▸ Instructions for the task:
Copy all of the material exactly. Pictures are not to appear in the copy.

▸ Data for processing:
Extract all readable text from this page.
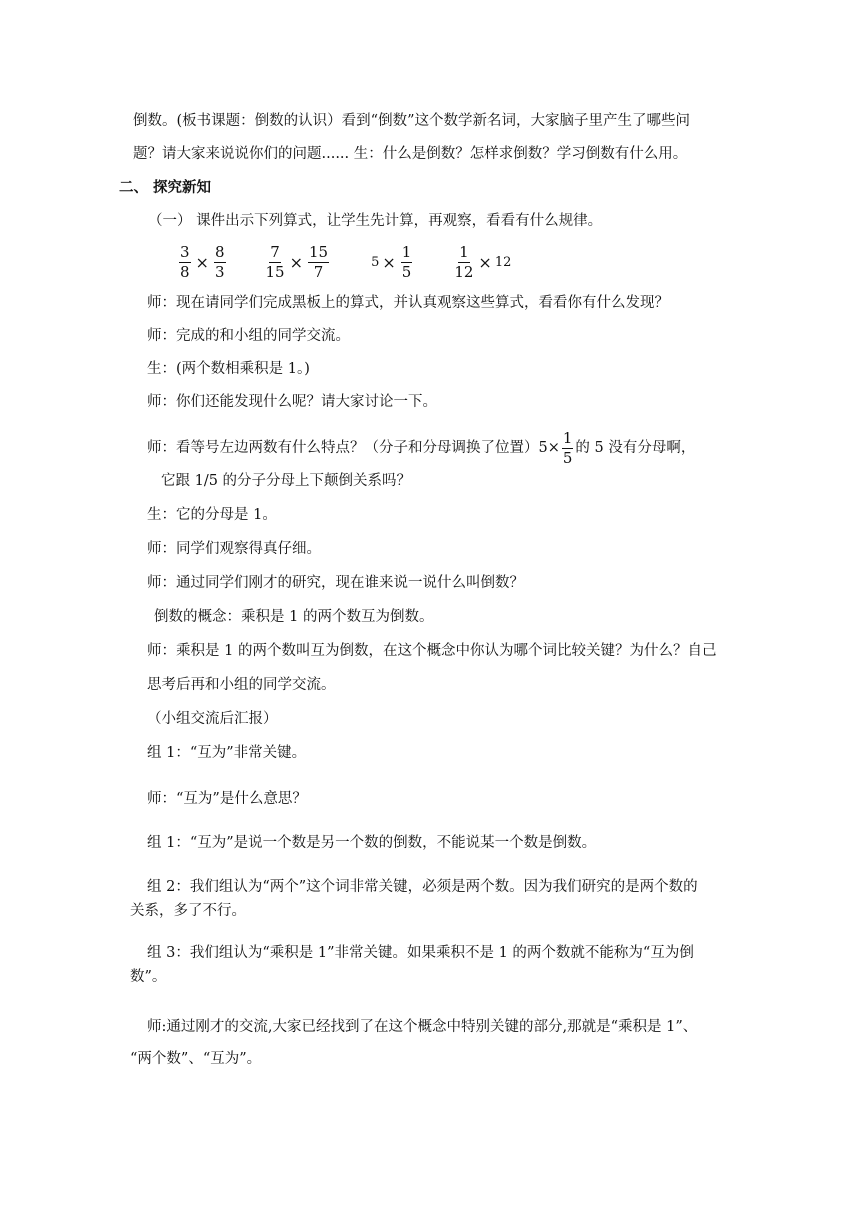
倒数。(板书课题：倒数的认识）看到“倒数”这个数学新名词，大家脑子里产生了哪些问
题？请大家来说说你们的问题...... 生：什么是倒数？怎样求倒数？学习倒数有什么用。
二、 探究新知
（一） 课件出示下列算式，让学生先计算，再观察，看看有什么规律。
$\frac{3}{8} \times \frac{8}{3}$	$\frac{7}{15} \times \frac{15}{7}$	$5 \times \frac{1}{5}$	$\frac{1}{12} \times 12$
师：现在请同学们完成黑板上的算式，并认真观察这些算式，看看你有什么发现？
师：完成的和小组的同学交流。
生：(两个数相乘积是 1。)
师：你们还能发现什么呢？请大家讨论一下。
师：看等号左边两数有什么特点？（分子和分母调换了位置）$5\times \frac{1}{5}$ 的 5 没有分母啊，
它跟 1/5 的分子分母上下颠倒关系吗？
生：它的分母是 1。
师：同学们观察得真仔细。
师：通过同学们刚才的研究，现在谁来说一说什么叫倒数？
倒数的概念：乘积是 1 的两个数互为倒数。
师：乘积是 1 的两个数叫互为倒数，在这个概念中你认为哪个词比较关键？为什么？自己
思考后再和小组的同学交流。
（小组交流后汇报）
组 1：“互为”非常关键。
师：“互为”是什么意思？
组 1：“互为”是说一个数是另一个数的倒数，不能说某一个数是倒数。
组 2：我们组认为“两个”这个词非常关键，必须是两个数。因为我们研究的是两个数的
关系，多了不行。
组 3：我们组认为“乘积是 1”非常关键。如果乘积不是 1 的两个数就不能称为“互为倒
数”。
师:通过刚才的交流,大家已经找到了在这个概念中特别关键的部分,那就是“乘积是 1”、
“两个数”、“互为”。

▸ Finished exercise:
Extract all readable text from this page.
倒数。(板书课题：倒数的认识）看到“倒数”这个数学新名词，大家脑子里产生了哪些问
题？请大家来说说你们的问题...... 生：什么是倒数？怎样求倒数？学习倒数有什么用。
二、 探究新知
（一） 课件出示下列算式，让学生先计算，再观察，看看有什么规律。
$\frac{3}{8} \times \frac{8}{3}$	$\frac{7}{15} \times \frac{15}{7}$	$5 \times \frac{1}{5}$	$\frac{1}{12} \times 12$
师：现在请同学们完成黑板上的算式，并认真观察这些算式，看看你有什么发现？
师：完成的和小组的同学交流。
生：(两个数相乘积是 1。)
师：你们还能发现什么呢？请大家讨论一下。
师：看等号左边两数有什么特点？（分子和分母调换了位置）$5\times \frac{1}{5}$ 的 5 没有分母啊，
它跟 1/5 的分子分母上下颠倒关系吗？
生：它的分母是 1。
师：同学们观察得真仔细。
师：通过同学们刚才的研究，现在谁来说一说什么叫倒数？
倒数的概念：乘积是 1 的两个数互为倒数。
师：乘积是 1 的两个数叫互为倒数，在这个概念中你认为哪个词比较关键？为什么？自己
思考后再和小组的同学交流。
（小组交流后汇报）
组 1：“互为”非常关键。
师：“互为”是什么意思？
组 1：“互为”是说一个数是另一个数的倒数，不能说某一个数是倒数。
组 2：我们组认为“两个”这个词非常关键，必须是两个数。因为我们研究的是两个数的
关系，多了不行。
组 3：我们组认为“乘积是 1”非常关键。如果乘积不是 1 的两个数就不能称为“互为倒
数”。
师:通过刚才的交流,大家已经找到了在这个概念中特别关键的部分,那就是“乘积是 1”、
“两个数”、“互为”。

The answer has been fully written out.